Data for this task
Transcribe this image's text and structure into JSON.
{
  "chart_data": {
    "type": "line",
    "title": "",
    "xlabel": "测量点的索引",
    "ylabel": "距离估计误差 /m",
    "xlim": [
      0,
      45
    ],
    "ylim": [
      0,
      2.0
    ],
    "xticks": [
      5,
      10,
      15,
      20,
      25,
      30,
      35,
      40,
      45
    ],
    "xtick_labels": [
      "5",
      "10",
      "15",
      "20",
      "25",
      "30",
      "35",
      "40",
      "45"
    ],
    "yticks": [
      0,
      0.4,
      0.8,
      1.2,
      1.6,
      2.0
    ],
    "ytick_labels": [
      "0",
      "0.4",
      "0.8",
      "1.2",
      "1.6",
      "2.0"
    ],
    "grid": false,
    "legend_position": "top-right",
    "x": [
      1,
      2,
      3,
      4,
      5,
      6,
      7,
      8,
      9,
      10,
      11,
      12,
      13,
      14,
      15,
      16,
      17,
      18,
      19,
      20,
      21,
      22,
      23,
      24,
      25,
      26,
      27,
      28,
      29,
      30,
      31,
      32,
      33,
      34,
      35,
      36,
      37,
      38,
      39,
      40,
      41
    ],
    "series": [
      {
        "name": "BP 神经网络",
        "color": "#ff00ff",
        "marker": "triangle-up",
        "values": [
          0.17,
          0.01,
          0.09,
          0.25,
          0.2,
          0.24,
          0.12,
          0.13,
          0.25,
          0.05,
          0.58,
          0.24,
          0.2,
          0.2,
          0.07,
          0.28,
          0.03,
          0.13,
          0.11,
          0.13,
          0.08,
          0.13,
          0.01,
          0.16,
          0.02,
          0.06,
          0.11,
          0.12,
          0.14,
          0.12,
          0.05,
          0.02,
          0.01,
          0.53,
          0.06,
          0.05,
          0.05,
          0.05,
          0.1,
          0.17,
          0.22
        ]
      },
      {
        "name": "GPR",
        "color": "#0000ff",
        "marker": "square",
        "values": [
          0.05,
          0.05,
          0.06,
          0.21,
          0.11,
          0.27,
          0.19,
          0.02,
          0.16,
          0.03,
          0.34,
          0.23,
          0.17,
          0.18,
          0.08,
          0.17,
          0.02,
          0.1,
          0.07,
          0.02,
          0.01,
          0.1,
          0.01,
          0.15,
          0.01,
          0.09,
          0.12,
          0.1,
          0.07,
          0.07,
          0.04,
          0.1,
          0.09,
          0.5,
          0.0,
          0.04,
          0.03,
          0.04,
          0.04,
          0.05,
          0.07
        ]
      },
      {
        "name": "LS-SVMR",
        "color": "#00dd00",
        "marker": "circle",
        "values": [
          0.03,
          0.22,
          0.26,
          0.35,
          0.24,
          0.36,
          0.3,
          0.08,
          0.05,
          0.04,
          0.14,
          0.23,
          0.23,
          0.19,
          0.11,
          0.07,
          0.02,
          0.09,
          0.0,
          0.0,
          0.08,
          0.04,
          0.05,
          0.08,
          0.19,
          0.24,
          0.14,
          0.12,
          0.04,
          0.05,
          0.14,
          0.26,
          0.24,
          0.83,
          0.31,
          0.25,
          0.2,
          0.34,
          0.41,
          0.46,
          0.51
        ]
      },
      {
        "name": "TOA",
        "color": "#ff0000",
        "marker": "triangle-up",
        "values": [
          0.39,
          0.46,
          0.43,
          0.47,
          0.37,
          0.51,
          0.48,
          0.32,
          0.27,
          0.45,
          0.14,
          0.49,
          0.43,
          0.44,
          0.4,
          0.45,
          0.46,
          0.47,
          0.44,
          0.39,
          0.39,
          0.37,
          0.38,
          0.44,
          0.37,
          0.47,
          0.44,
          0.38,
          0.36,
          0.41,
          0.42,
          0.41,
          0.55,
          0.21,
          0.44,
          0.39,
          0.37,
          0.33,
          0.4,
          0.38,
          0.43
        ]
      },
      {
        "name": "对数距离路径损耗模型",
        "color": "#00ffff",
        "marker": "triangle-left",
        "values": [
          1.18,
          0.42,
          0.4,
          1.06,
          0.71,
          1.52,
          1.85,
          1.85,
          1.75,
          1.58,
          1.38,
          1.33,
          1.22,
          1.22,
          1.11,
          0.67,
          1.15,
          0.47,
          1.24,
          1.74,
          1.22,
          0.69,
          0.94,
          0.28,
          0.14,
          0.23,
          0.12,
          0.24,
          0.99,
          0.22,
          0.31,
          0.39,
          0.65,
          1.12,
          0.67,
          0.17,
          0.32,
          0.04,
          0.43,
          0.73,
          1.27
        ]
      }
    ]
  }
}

---

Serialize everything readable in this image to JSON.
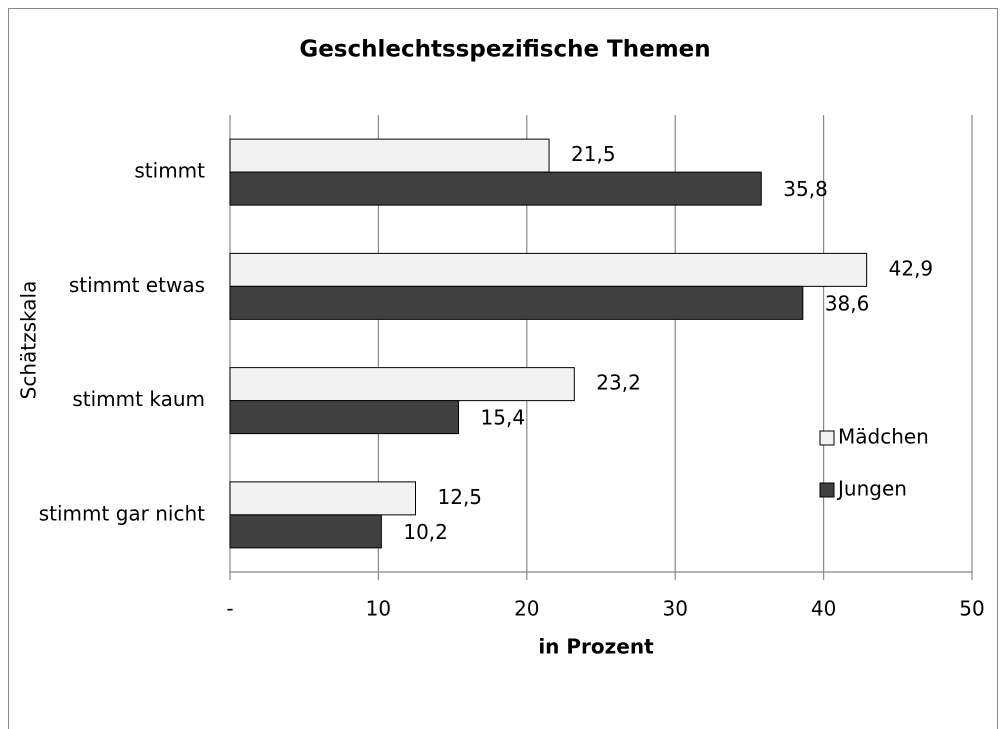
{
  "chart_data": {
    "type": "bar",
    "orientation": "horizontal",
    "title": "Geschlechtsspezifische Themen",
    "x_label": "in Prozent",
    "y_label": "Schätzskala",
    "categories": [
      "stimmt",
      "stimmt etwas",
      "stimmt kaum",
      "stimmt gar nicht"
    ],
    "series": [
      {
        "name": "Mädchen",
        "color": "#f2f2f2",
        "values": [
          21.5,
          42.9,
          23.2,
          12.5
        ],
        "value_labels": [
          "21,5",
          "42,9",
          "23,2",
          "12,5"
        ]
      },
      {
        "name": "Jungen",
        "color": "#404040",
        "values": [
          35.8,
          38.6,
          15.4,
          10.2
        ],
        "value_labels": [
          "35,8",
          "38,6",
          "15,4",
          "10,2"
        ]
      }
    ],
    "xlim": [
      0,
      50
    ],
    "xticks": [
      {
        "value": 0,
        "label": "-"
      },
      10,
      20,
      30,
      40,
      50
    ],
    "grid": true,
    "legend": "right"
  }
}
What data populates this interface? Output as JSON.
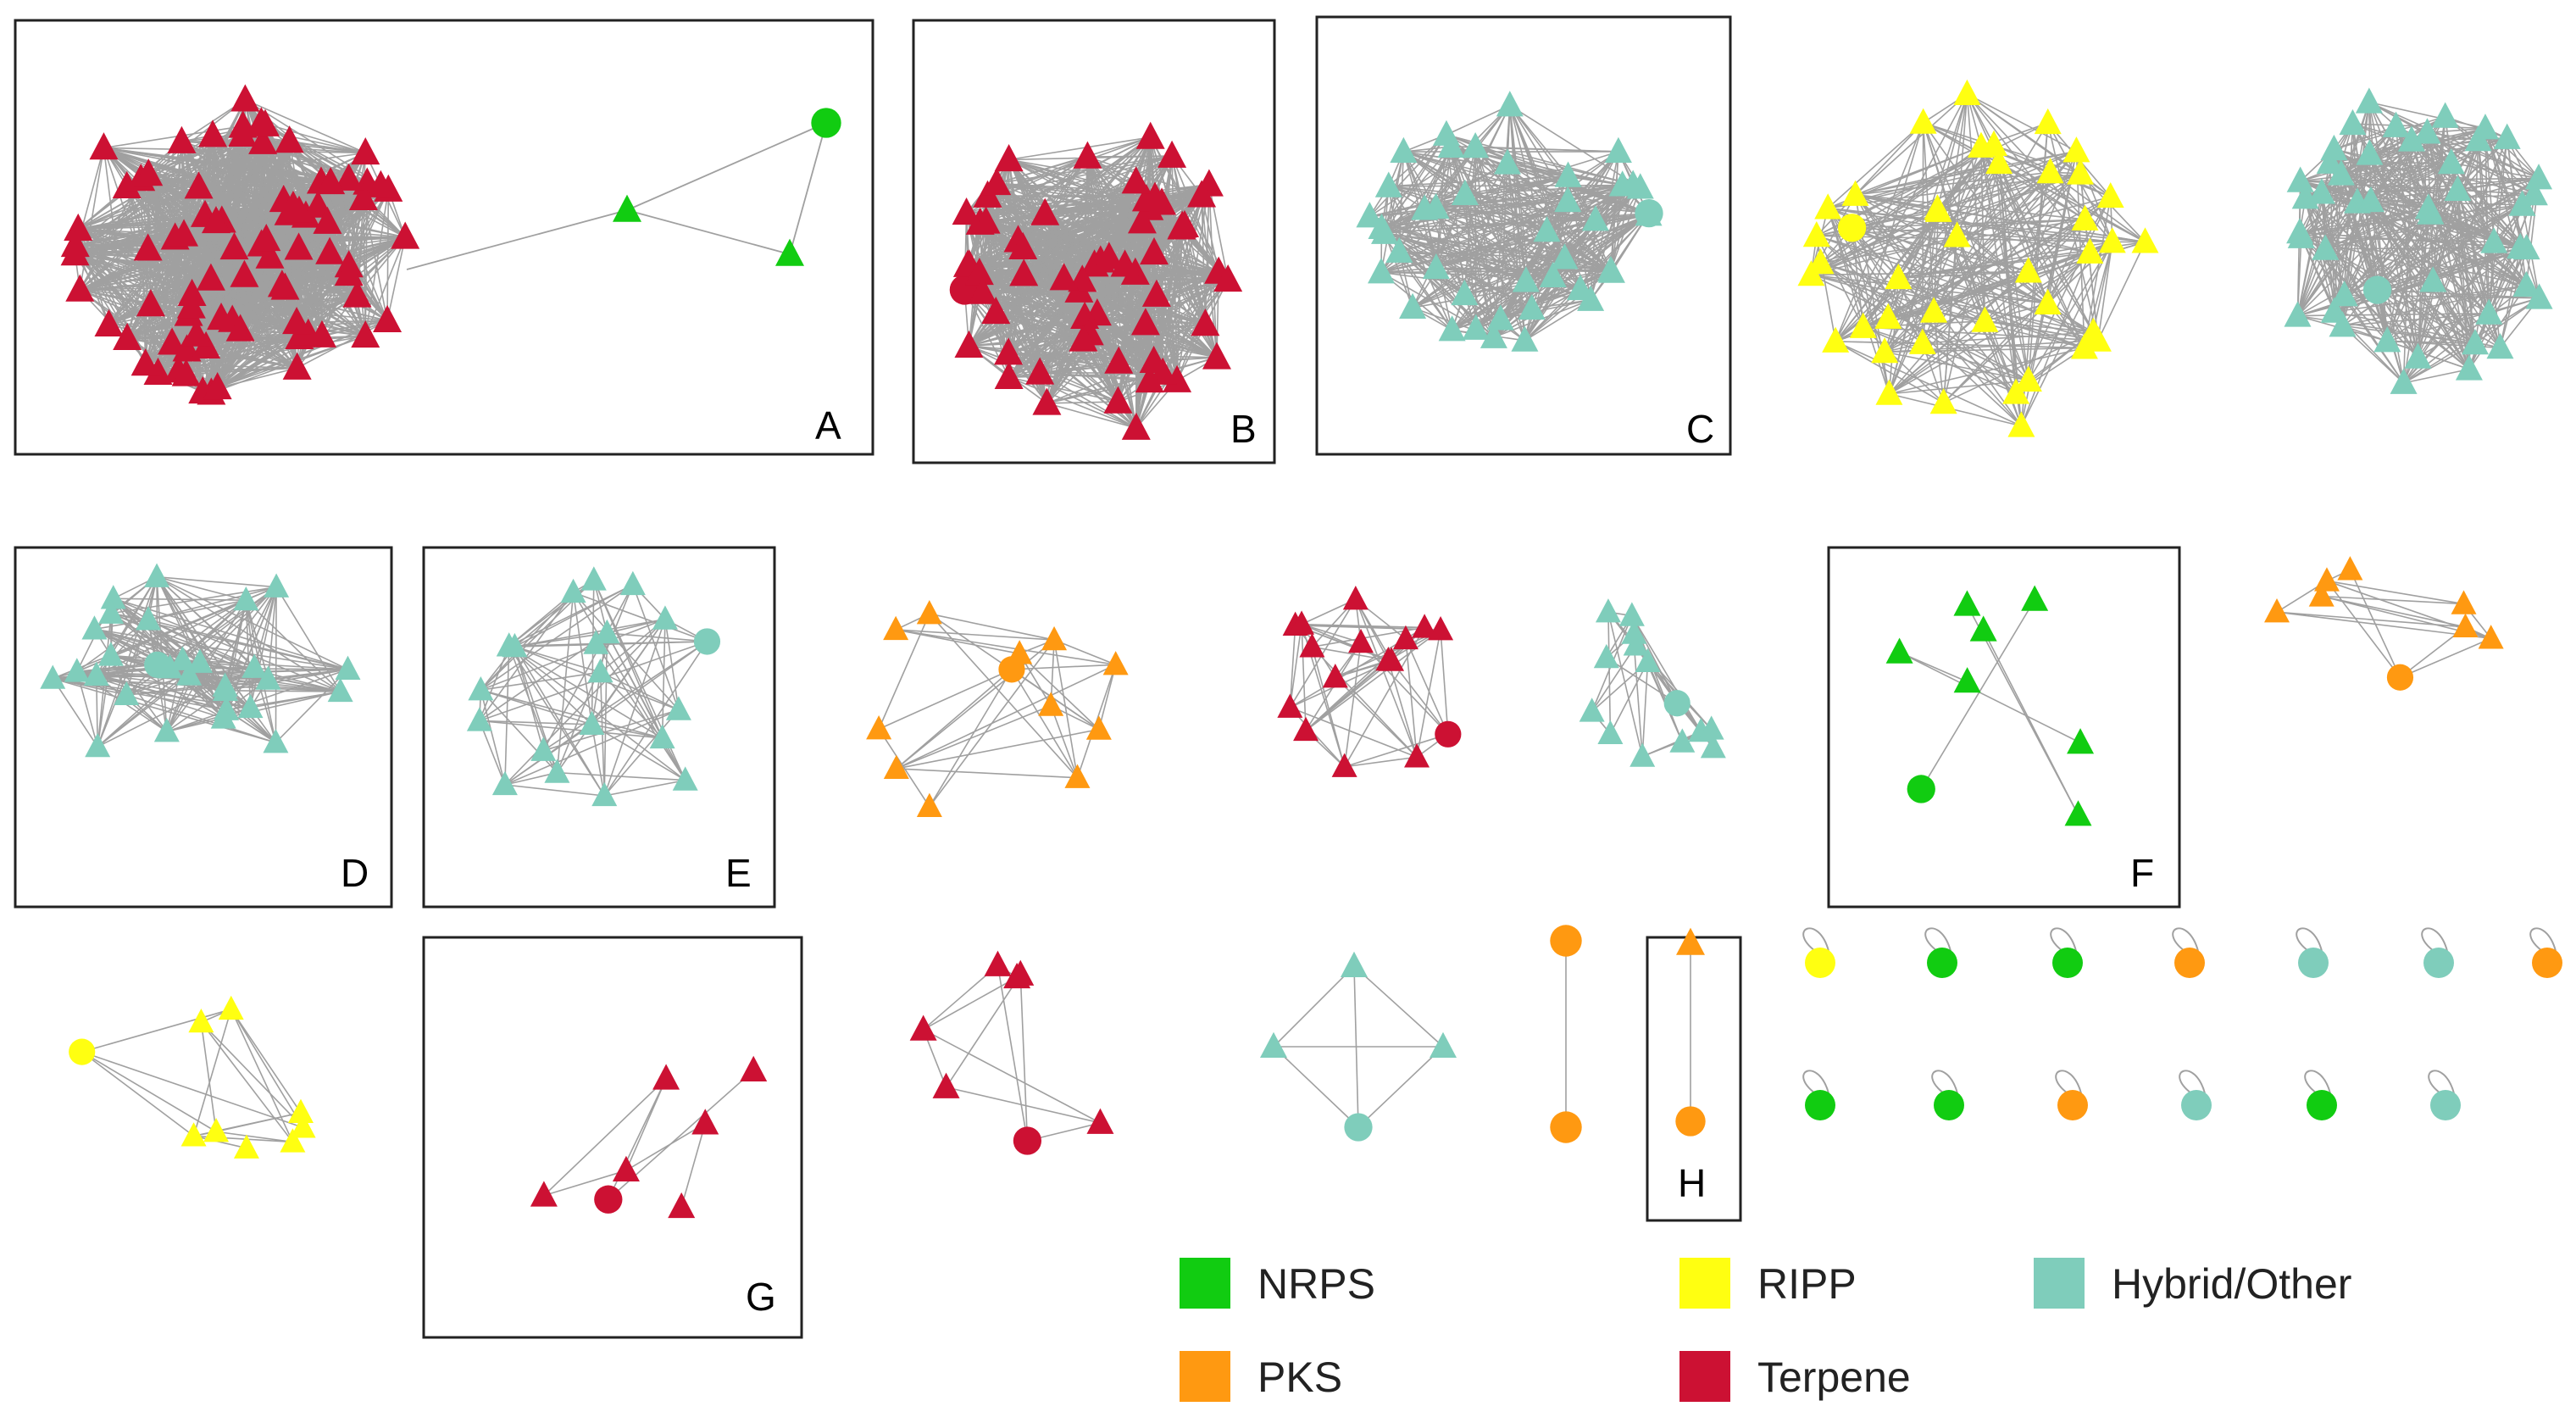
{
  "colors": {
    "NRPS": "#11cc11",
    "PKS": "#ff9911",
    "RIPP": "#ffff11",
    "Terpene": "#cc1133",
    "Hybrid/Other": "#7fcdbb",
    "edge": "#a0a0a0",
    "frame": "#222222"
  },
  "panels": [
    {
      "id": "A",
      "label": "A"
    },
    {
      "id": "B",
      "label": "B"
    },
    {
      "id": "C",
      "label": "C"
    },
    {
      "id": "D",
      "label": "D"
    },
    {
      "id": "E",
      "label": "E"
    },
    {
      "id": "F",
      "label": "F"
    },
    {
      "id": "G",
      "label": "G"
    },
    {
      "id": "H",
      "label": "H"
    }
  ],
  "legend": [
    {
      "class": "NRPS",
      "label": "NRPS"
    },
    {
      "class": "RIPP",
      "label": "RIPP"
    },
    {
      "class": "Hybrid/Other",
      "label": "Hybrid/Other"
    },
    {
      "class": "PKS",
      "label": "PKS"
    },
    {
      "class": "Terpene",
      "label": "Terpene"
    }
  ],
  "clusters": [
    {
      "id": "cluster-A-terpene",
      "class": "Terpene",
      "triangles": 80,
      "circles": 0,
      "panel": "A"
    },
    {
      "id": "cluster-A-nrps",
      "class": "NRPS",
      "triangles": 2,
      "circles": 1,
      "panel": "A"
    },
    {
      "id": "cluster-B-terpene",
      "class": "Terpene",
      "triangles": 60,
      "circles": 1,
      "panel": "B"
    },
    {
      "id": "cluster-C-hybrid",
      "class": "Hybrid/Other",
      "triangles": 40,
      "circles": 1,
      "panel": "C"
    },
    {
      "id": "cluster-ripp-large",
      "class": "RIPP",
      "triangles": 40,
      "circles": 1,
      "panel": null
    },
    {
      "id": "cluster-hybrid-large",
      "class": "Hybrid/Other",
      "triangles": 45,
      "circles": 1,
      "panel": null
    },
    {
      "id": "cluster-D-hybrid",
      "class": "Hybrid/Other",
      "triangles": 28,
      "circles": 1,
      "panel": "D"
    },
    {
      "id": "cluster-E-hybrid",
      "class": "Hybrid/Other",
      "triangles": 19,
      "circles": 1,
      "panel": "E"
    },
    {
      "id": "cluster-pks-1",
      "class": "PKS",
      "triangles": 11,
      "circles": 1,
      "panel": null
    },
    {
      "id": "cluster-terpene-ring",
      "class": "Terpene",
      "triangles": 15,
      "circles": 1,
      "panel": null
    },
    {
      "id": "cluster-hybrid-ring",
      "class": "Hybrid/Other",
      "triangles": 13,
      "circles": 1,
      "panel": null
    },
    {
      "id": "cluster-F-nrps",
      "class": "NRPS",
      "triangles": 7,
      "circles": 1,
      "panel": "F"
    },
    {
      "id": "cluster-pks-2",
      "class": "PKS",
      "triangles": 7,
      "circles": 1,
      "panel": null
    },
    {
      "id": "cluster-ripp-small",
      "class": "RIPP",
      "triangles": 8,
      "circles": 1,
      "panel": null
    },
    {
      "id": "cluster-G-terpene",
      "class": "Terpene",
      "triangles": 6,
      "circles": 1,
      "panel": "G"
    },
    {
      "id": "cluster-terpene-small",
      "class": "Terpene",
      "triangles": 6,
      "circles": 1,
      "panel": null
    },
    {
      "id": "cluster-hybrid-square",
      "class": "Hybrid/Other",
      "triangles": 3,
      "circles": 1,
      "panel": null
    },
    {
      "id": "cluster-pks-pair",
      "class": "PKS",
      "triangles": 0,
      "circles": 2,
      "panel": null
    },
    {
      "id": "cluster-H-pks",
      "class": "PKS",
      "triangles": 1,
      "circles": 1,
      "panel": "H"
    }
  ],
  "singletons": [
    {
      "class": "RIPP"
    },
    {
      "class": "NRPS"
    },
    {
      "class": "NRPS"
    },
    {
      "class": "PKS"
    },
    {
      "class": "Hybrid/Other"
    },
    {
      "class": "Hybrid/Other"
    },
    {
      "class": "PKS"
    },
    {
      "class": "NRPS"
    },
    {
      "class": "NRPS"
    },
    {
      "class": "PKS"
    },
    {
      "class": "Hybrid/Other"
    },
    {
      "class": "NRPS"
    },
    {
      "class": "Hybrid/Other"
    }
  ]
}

Requirements
List each line of the records that holds the string "title".

The answer
    "title": "",
    "title": "Geschlechtsspezifische Themen",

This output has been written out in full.